Job :: Transcribe all the records with complete accuracy.

Records about charts and figures ::
□ □ □ □ □ □ □
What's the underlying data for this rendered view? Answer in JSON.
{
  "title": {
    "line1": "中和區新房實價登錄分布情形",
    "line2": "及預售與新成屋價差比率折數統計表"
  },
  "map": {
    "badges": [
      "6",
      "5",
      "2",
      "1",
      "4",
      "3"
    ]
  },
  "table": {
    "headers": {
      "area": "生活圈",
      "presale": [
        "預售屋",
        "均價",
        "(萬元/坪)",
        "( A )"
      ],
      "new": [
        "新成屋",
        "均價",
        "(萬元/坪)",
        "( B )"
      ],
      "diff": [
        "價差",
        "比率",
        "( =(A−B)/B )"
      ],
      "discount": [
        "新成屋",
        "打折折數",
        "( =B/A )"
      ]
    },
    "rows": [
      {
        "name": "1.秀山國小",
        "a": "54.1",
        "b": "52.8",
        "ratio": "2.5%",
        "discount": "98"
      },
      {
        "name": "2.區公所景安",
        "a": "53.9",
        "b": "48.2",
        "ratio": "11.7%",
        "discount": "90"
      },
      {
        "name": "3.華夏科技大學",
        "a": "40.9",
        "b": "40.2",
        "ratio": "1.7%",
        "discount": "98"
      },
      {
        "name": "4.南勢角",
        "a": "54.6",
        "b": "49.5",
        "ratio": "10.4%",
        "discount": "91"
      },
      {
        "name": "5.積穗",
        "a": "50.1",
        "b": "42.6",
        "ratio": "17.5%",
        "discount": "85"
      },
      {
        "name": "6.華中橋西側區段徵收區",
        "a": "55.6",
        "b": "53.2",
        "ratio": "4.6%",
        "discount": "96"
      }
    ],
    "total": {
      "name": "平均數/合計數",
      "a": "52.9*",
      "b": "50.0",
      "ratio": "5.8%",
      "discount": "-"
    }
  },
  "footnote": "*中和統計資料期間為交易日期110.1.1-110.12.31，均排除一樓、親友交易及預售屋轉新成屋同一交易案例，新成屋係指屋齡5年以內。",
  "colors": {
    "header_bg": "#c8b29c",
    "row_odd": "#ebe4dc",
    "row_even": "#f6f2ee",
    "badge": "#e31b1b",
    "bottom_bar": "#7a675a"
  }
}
□ □ □ □ □ □ □
Written solution ::
What's the underlying data for this rendered view? Answer in JSON.
{
  "title": {
    "line1": "中和區新房實價登錄分布情形",
    "line2": "及預售與新成屋價差比率折數統計表"
  },
  "map": {
    "badges": [
      "6",
      "5",
      "2",
      "1",
      "4",
      "3"
    ]
  },
  "table": {
    "headers": {
      "area": "生活圈",
      "presale": [
        "預售屋",
        "均價",
        "(萬元/坪)",
        "( A )"
      ],
      "new": [
        "新成屋",
        "均價",
        "(萬元/坪)",
        "( B )"
      ],
      "diff": [
        "價差",
        "比率",
        "( =(A−B)/B )"
      ],
      "discount": [
        "新成屋",
        "打折折數",
        "( =B/A )"
      ]
    },
    "rows": [
      {
        "name": "1.秀山國小",
        "a": "54.1",
        "b": "52.8",
        "ratio": "2.5%",
        "discount": "98"
      },
      {
        "name": "2.區公所景安",
        "a": "53.9",
        "b": "48.2",
        "ratio": "11.7%",
        "discount": "90"
      },
      {
        "name": "3.華夏科技大學",
        "a": "40.9",
        "b": "40.2",
        "ratio": "1.7%",
        "discount": "98"
      },
      {
        "name": "4.南勢角",
        "a": "54.6",
        "b": "49.5",
        "ratio": "10.4%",
        "discount": "91"
      },
      {
        "name": "5.積穗",
        "a": "50.1",
        "b": "42.6",
        "ratio": "17.5%",
        "discount": "85"
      },
      {
        "name": "6.華中橋西側區段徵收區",
        "a": "55.6",
        "b": "53.2",
        "ratio": "4.6%",
        "discount": "96"
      }
    ],
    "total": {
      "name": "平均數/合計數",
      "a": "52.9*",
      "b": "50.0",
      "ratio": "5.8%",
      "discount": "-"
    }
  },
  "footnote": "*中和統計資料期間為交易日期110.1.1-110.12.31，均排除一樓、親友交易及預售屋轉新成屋同一交易案例，新成屋係指屋齡5年以內。",
  "colors": {
    "header_bg": "#c8b29c",
    "row_odd": "#ebe4dc",
    "row_even": "#f6f2ee",
    "badge": "#e31b1b",
    "bottom_bar": "#7a675a"
  }
}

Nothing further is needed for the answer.